- [WHAT YOU WILL DO] Report each line of the entries below that contains the string "banner", copying every such line in full. Matches are case-sensitive.

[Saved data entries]
»»
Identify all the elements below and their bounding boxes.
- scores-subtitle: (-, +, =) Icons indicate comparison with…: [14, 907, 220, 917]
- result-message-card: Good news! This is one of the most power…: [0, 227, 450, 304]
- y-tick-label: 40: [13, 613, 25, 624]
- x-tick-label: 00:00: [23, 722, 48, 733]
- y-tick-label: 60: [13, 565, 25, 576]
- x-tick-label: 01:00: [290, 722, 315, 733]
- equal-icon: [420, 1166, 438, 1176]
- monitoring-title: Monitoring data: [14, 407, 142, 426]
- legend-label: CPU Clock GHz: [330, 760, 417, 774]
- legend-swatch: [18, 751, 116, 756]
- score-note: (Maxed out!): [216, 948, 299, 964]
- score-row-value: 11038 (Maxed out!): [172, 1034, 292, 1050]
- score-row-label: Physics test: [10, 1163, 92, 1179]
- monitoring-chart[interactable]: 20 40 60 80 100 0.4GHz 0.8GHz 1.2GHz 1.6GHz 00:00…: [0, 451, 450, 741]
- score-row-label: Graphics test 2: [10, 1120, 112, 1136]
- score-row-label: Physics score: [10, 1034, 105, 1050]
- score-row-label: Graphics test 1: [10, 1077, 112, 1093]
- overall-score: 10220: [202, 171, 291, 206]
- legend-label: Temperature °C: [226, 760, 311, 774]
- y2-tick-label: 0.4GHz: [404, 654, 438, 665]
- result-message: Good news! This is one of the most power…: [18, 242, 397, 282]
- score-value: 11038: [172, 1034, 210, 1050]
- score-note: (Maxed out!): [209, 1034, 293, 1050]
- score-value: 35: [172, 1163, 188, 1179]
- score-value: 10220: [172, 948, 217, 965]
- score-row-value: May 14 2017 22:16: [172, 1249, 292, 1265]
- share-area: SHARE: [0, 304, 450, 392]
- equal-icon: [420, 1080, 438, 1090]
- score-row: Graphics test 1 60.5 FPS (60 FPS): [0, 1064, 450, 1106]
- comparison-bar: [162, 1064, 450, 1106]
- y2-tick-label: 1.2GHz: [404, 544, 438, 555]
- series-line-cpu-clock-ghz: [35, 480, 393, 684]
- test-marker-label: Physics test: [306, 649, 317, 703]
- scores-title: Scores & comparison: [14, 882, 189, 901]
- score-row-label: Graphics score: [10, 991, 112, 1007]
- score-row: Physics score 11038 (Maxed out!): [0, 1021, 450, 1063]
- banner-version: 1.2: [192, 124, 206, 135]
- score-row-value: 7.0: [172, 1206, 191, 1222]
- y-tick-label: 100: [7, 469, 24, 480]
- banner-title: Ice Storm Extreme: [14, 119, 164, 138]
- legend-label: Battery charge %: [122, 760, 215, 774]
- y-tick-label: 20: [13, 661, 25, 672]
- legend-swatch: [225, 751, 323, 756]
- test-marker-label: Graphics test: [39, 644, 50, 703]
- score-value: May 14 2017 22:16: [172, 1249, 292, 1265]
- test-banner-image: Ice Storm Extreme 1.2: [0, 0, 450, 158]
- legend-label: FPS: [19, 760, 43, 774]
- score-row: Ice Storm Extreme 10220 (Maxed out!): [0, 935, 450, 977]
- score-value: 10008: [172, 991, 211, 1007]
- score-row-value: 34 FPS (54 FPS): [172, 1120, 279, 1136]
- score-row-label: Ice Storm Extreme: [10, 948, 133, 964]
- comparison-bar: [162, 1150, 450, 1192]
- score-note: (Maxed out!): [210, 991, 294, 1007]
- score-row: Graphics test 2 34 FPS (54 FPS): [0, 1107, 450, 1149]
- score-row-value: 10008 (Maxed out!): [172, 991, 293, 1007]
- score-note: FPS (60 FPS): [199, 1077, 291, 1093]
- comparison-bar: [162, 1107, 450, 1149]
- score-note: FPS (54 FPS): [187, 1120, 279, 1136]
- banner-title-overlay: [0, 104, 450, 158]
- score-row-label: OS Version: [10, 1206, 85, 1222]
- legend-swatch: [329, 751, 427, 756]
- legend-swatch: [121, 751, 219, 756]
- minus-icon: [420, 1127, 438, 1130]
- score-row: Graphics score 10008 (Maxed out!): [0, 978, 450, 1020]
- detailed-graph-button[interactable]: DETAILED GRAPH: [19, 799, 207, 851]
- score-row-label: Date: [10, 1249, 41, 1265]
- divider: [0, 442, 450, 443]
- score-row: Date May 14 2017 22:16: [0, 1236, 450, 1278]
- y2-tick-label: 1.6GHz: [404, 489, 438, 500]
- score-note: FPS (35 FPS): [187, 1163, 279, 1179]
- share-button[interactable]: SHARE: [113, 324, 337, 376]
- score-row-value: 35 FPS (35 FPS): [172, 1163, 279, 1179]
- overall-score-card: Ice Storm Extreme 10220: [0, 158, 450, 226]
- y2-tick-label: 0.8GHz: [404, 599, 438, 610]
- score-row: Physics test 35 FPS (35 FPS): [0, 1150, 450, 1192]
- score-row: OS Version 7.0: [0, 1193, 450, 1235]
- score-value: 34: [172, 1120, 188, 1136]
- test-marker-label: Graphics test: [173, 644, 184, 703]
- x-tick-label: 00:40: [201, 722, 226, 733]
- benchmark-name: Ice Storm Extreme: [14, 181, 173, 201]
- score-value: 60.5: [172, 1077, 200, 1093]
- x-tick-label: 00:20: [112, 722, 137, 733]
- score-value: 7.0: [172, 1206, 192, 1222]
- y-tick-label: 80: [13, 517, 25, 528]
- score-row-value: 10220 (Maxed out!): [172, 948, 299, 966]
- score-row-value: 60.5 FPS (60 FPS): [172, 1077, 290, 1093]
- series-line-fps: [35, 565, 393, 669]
««
- [FINAL ANSWER]
- banner-version: 1.2: [192, 124, 206, 135]
- banner-title: Ice Storm Extreme: [14, 119, 164, 138]
- test-banner-image: Ice Storm Extreme 1.2: [0, 0, 450, 158]
- banner-title-overlay: [0, 104, 450, 158]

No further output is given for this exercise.